Data extracted from a collection:
_ _ _ _ _
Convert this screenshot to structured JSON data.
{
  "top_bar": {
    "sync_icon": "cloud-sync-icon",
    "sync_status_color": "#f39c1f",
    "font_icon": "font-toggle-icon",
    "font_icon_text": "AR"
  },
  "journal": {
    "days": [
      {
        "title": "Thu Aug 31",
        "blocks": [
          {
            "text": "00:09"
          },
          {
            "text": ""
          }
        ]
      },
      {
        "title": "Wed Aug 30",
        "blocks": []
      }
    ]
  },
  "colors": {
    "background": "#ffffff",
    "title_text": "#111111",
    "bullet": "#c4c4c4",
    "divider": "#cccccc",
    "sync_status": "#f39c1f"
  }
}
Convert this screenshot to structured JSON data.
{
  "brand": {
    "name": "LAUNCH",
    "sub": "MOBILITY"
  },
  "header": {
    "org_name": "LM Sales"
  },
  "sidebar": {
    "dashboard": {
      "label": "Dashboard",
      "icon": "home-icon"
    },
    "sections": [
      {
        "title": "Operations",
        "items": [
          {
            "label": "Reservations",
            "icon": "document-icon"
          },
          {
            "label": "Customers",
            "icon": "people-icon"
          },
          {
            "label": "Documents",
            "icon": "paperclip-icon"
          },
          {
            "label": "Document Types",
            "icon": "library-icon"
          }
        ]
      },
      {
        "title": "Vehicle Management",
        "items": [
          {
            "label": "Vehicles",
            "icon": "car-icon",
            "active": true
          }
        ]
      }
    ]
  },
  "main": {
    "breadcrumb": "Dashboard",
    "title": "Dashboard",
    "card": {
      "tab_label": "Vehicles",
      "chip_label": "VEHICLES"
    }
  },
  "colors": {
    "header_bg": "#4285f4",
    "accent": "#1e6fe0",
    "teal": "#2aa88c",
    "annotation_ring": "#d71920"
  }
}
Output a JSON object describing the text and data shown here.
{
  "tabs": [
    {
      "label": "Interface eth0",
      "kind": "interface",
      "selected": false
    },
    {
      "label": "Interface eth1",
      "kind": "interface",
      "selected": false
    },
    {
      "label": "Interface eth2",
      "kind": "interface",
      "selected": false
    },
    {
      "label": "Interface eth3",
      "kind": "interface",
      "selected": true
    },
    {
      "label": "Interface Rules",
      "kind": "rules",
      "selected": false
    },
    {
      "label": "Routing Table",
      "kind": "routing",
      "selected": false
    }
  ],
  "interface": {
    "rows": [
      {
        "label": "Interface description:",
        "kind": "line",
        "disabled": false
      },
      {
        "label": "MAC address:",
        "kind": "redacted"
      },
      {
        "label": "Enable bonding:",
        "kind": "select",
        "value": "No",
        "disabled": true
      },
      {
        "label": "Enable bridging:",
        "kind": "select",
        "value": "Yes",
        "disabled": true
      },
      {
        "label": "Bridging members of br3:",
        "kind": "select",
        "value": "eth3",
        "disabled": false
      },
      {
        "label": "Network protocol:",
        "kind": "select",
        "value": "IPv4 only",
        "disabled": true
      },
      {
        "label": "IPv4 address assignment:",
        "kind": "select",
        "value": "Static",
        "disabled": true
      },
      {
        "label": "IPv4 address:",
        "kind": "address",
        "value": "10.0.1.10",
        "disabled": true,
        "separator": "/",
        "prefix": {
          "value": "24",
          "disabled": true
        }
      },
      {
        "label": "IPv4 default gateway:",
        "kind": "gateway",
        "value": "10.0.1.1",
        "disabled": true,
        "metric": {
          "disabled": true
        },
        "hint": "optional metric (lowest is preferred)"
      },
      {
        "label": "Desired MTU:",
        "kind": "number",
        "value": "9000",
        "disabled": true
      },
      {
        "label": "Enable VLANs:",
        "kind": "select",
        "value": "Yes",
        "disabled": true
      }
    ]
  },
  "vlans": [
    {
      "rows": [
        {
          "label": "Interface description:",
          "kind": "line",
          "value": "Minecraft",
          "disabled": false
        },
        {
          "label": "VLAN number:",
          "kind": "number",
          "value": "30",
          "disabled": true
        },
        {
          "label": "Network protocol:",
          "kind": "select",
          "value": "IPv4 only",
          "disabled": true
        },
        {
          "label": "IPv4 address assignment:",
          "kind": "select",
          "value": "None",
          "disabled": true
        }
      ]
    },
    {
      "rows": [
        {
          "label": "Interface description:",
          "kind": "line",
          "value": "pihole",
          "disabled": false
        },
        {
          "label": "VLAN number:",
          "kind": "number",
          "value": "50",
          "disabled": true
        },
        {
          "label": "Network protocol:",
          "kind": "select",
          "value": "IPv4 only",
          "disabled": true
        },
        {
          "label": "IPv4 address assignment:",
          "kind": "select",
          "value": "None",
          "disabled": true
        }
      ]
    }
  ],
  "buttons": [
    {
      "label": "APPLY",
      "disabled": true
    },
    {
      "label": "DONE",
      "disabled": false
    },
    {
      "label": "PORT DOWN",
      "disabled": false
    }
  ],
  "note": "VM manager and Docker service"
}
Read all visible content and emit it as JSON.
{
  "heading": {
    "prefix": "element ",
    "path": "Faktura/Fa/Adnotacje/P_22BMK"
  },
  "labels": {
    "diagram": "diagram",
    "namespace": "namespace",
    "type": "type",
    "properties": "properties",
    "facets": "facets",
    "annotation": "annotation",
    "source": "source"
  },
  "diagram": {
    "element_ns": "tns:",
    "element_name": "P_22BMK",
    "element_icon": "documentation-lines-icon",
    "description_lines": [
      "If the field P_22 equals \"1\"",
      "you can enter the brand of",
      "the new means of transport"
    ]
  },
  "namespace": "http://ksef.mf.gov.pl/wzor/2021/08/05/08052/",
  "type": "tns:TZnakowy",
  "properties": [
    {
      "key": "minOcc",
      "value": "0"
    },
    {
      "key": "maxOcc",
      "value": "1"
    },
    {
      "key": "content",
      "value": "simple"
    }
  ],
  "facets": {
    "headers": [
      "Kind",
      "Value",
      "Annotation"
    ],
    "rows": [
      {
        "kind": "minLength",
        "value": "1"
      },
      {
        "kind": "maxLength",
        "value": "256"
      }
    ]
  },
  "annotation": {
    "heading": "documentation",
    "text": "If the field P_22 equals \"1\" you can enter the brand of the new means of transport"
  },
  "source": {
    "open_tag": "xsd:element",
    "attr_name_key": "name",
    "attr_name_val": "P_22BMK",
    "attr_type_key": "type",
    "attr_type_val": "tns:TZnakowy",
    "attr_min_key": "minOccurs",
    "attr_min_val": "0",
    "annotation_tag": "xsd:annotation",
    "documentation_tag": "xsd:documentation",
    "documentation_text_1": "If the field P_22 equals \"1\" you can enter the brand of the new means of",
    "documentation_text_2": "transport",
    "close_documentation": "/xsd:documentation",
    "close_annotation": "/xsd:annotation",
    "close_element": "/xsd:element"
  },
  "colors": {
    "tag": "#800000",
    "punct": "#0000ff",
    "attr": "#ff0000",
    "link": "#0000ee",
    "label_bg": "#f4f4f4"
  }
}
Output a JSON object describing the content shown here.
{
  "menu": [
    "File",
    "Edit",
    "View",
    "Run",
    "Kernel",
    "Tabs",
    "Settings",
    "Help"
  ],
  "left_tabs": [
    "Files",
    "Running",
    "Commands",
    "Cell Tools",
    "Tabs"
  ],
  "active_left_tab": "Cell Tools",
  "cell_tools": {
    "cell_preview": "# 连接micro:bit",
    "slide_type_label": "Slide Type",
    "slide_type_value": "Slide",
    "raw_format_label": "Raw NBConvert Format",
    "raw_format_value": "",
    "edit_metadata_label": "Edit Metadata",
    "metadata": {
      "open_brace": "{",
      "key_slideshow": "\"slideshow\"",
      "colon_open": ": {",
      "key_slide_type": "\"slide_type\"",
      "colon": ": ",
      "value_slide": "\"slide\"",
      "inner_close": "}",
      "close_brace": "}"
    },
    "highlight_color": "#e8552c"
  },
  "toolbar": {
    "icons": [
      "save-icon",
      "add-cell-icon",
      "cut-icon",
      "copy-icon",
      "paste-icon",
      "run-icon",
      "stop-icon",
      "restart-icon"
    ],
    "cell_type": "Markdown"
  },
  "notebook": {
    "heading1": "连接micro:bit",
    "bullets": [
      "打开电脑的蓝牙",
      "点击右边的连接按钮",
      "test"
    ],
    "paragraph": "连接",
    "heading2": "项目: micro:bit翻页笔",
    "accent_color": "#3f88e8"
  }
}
_ _ _ _ _
Where a line holds the string "means", copy that line.

TASK OUTPUT ::
      "the new means of transport"
    "text": "If the field P_22 equals \"1\" you can enter the brand of the new means of transport"
    "documentation_text_1": "If the field P_22 equals \"1\" you can enter the brand of the new means of",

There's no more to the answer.